Trecho extraído ▸
◆ ◆ ◆ ◆ ◆

Do outro lado do atlântico o cenário europeu segue desalentador. O quadro complexo que já se apresentava para as economias na zona do euro ganhou contornos ainda mais severos. Demais, as perspectivas de escalada na guerra comercial e turbulências políticas na Alemanha e na França nublam ainda mais o cenário, com impactos materiais já a curto prazo na trajetória da atividade econômica.

Ao longo de novembro a bateria de dados de atividade trouxe números bem fracos, com destaque para as prévias dos PMI’s de novembro. A fraqueza ora concentrada no setor industrial alemão começa a se espalhar para fora do setor manufatureiro e aparece também para além da Alemanha. Com efeito, à título de ilustração, o PMI de serviços alemão ficou abaixo do neutro (49,4), mais baixo nível em 9 meses. No mesmo sentido, o PMI composto cedeu a 47,3 (de 51,6), ao passo que a manufatura continuou em contração importante (43,2). Na França tivemos leituras indicando contração em todas as linhas (45,7 em serviços, 43,2 na manufatura e 44.8 no composto), bem como na Zona do Euro como um todo (49,2; 45,2; 48,1 entre serviços, manufatura e composto, respectivamente).

No lado da inflação o quadro também seguiu ilustrando perda de momento sequencial, ainda que o interanual avance por conta dos esperados efeitos-base. A prévia do CPI para novembro trouxe queda no núcleo da inflação (-0,3, de 0,3%), com destaque para importante queda na inflação de serviços (-0,9%, de estabilidade em outubro). Em perspectiva, percebe-se importante desaceleração na dinâmica de serviços, cuja resiliência incomoda aos membros mais austeros do ECB. De fato, com a prévia de novembro, a média móvel de 3 meses, já anualizada e dessazonalizada, sai de cerca de 6% em maio para 2,0% nesta última leitura.

◆ ◆ ◆ ◆ ◆

Listagem de dados

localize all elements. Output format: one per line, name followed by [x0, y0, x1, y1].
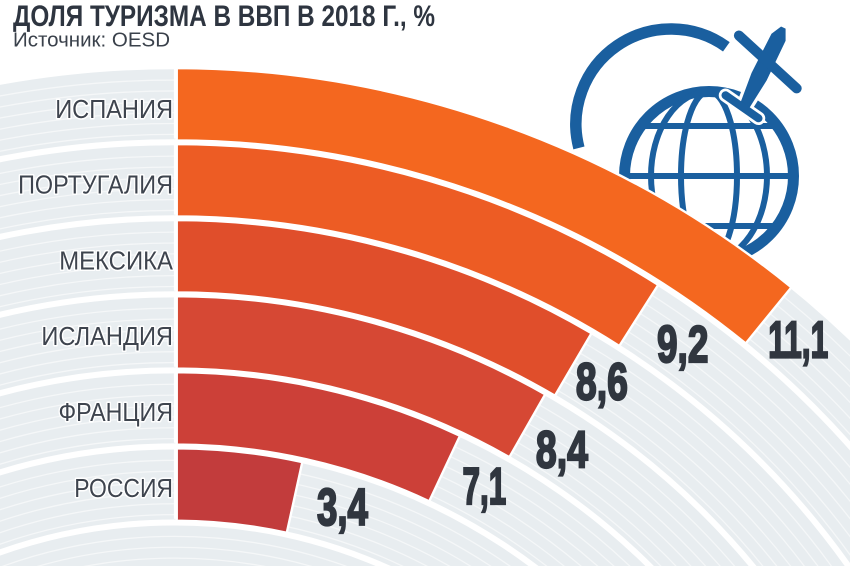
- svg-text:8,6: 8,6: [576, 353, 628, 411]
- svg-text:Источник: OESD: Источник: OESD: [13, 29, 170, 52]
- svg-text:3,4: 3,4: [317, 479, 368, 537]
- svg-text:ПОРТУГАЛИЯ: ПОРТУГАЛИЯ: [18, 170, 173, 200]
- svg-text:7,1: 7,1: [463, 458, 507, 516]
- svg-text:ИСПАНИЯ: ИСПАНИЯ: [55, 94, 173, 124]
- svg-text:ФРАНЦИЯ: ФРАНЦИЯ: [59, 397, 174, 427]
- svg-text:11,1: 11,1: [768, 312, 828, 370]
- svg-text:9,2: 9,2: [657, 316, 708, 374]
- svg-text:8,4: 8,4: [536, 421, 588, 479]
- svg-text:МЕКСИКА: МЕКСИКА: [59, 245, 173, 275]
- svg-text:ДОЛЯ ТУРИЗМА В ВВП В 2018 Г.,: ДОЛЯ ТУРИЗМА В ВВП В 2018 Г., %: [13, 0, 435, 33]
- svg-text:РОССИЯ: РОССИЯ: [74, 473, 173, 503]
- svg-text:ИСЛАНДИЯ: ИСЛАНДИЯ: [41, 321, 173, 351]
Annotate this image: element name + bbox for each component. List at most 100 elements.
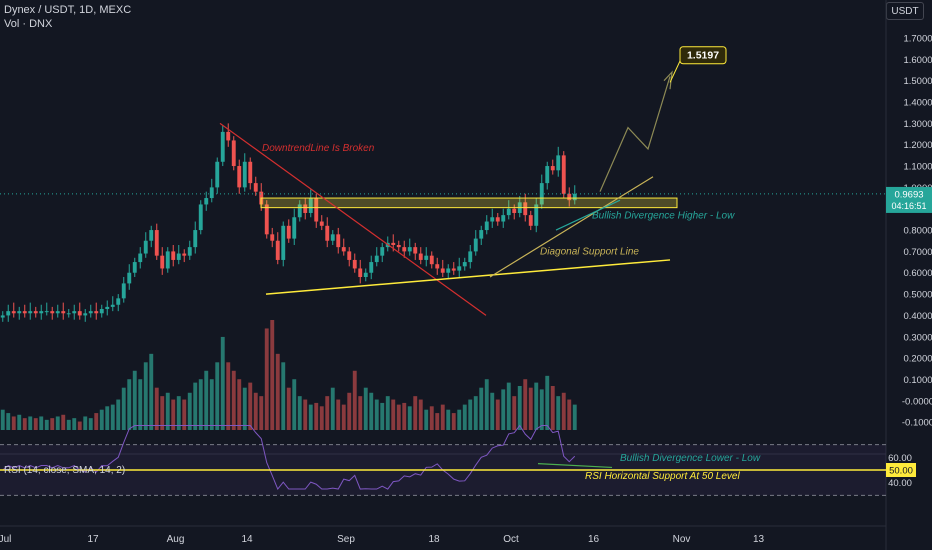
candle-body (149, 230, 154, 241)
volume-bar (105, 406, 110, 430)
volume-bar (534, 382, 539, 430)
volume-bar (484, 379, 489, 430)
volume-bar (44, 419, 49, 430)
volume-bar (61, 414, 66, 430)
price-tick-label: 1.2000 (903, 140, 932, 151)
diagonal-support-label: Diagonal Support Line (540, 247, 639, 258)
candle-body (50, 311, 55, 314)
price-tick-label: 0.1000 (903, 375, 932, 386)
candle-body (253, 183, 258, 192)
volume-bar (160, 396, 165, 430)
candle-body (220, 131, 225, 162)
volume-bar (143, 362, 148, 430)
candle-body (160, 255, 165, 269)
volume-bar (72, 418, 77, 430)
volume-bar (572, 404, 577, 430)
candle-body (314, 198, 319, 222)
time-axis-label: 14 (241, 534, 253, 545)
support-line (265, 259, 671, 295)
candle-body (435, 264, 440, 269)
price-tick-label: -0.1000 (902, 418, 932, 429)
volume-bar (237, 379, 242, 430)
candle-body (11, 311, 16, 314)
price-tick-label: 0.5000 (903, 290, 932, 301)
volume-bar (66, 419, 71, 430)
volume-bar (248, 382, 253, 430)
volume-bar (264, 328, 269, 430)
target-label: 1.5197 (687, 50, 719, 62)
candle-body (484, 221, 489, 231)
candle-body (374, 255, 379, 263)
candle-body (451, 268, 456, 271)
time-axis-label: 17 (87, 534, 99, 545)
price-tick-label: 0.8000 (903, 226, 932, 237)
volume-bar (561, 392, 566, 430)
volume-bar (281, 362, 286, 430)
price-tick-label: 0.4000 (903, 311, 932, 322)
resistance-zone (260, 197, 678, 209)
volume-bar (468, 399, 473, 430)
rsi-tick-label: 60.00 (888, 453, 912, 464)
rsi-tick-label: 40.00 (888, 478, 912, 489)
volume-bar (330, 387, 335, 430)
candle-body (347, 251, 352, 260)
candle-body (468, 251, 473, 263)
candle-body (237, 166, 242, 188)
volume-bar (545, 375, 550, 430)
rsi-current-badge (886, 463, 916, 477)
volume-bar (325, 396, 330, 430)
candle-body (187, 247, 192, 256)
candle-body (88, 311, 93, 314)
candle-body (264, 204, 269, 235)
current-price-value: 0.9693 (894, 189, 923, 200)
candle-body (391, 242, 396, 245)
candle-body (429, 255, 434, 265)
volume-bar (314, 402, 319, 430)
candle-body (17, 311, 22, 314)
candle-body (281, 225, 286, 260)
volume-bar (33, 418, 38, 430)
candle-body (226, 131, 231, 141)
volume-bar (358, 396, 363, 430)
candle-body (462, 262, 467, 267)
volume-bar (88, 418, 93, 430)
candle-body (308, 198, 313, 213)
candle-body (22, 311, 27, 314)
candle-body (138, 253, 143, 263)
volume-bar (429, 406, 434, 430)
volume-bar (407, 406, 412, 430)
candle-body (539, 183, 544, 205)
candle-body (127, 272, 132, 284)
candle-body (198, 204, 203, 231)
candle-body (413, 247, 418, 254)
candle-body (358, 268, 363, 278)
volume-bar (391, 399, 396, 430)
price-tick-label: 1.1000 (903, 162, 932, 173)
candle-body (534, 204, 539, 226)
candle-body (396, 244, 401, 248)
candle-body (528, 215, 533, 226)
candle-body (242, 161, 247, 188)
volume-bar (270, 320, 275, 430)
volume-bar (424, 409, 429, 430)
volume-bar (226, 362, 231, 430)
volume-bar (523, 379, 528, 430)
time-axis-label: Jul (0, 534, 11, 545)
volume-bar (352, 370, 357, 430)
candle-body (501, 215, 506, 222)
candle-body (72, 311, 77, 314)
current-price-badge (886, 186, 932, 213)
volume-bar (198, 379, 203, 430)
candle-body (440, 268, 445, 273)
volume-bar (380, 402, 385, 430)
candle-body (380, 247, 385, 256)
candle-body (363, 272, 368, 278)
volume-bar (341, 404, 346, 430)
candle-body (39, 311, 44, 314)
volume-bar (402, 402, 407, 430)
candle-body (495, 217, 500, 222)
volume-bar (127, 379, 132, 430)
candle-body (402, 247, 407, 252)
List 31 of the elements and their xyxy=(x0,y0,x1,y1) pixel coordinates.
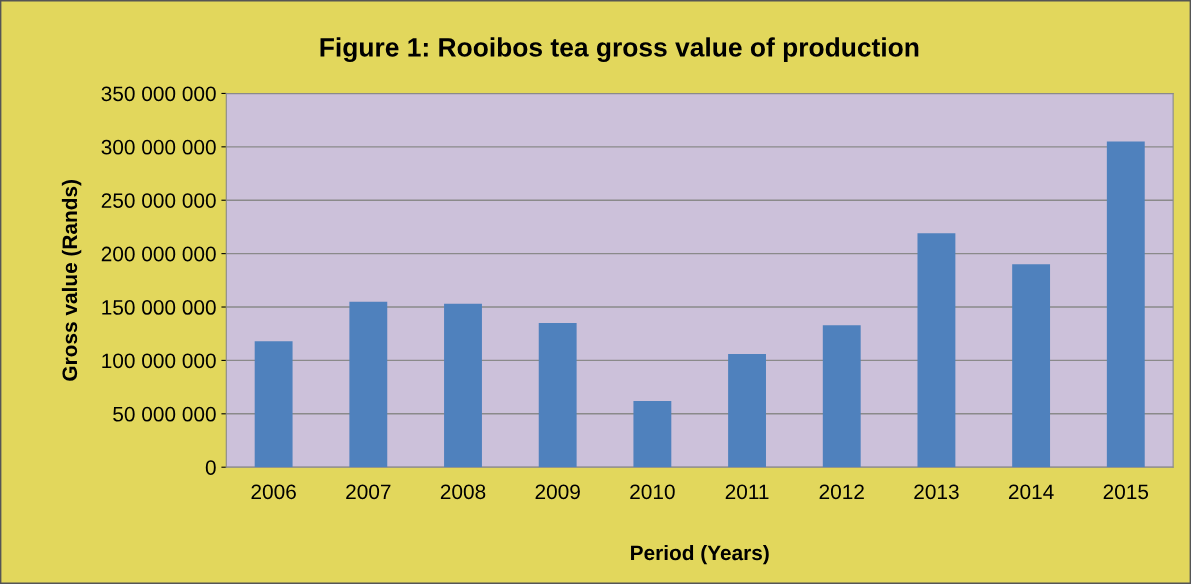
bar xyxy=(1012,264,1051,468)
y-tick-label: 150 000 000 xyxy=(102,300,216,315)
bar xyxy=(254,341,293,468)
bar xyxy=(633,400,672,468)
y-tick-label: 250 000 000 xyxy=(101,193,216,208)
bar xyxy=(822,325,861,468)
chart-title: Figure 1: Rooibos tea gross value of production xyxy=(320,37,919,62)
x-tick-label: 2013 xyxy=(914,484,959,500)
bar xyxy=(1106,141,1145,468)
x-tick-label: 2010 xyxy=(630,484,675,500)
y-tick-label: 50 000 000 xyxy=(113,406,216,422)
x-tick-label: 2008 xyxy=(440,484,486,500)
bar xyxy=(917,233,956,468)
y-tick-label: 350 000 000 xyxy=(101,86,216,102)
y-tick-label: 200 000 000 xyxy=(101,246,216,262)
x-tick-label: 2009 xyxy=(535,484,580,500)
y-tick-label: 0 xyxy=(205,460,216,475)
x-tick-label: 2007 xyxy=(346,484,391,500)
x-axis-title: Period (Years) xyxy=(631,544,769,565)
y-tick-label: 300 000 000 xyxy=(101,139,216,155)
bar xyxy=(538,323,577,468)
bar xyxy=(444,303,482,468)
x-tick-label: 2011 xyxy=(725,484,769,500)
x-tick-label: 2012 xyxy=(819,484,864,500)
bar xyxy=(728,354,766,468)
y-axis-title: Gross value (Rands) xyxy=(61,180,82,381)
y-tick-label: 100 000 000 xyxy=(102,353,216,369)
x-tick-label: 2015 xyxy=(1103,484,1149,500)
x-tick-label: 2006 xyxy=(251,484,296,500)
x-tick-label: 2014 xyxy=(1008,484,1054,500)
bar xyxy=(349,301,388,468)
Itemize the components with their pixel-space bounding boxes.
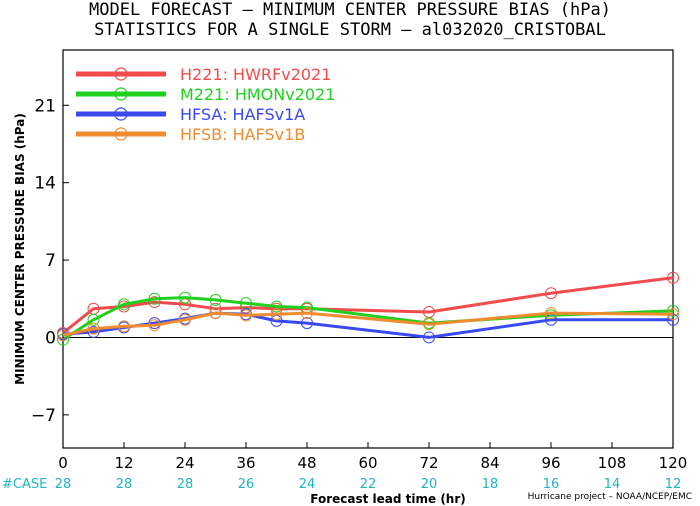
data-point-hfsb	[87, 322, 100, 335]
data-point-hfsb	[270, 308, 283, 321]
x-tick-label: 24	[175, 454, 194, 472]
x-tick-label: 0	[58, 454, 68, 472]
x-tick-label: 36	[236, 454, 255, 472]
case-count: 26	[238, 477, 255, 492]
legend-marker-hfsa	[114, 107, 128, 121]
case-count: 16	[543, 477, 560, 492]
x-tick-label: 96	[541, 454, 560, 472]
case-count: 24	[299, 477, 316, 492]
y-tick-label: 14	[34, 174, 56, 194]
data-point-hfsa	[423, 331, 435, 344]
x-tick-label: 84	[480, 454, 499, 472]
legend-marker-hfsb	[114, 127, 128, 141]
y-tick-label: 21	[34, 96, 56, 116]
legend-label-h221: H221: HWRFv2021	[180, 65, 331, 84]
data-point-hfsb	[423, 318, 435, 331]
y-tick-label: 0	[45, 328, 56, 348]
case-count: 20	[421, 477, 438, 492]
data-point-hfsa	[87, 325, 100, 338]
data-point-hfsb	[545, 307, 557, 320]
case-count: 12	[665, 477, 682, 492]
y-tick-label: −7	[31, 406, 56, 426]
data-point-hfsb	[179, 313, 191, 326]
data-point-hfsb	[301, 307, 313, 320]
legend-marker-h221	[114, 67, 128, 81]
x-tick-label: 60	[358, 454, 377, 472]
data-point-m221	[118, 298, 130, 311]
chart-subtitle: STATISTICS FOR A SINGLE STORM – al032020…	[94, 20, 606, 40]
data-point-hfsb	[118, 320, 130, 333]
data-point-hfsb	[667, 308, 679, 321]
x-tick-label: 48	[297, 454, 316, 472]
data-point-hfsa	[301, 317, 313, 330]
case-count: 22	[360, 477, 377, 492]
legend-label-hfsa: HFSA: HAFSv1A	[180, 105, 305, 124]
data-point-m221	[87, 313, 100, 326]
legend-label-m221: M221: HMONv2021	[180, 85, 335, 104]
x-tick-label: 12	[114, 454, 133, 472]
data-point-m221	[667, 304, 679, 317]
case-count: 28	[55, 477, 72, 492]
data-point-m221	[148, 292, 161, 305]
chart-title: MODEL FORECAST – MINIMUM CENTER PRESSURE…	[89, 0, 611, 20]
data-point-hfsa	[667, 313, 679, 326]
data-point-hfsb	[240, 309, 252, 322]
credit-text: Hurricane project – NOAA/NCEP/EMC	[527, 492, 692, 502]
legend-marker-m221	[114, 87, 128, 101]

◆ ◆ ◆ ◆ ◆

Instrução ▸
Dê continuidade ao trecho sobre a economia europeia a partir do ponto em que ele termina. Os registros não têm nenhuma relação com o trecho sobre a economia europeia.

Resposta do exercício ▸
A perspectiva de tarifas traz algumas divisões no bojo do banco central europeu, que pode se traduzir em cautela maior do que a necessária, com custos importantes para a economia. Neste mês, por exemplo, Isabel Schnabel, do Executive Board do ECB, sugeriu pouca disposição de resolver via juros problemas oriundos de “fraquezas estruturais”, advertindo contra o retorno à níveis estimulativos de política monetária.

Os problemas no âmbito da atividade foram acrescidos neste mês das incertezas em torno da política comercial americana. Um mundo de aumento das tensões comerciais carrega importantes impactos à economia da zona do euro, especialmente na Alemanha, cujo modelo exportador e dependente da energia barata russa encontra-se em cheque. Demais, é relevante a chance de investidas tarifárias contra a economia europeia por parte do presidente eleito americano. A simples incerteza comercial já pesa sobre as decisões de investimento a curto prazo e ensejam impacto antes cedo do que tarde sobre a economia.

Não bastassem as incertezas internacionais, o quadro político doméstico de países importantes se deteriora. Na Alemanha, o governo do social-democrata Olaf Scholz está à beira do colapso, com voto de não confiança agendado para o começo de 2025, que deve ser seguido de novas eleições. O governo ficará sem liderança efetiva em momento crítico no ambiente geopolítico e econômico. Já na França, o governo do premiê Barnier, que chegou ao poder sem maioria parlamentar em costura complexa de Macron para evitar entregar o poder à esquerda; está nas cordas. Impasses sobre a aprovação do orçamento fiscal e resistências às necessárias medidas de consolidação ameaçam derrubar a administração e o pacote. O progresso depende do apoio de Marine Le Pen, que faz silêncio em meio à denuncias e processo de corrupção avançando sobre ela e correligionários.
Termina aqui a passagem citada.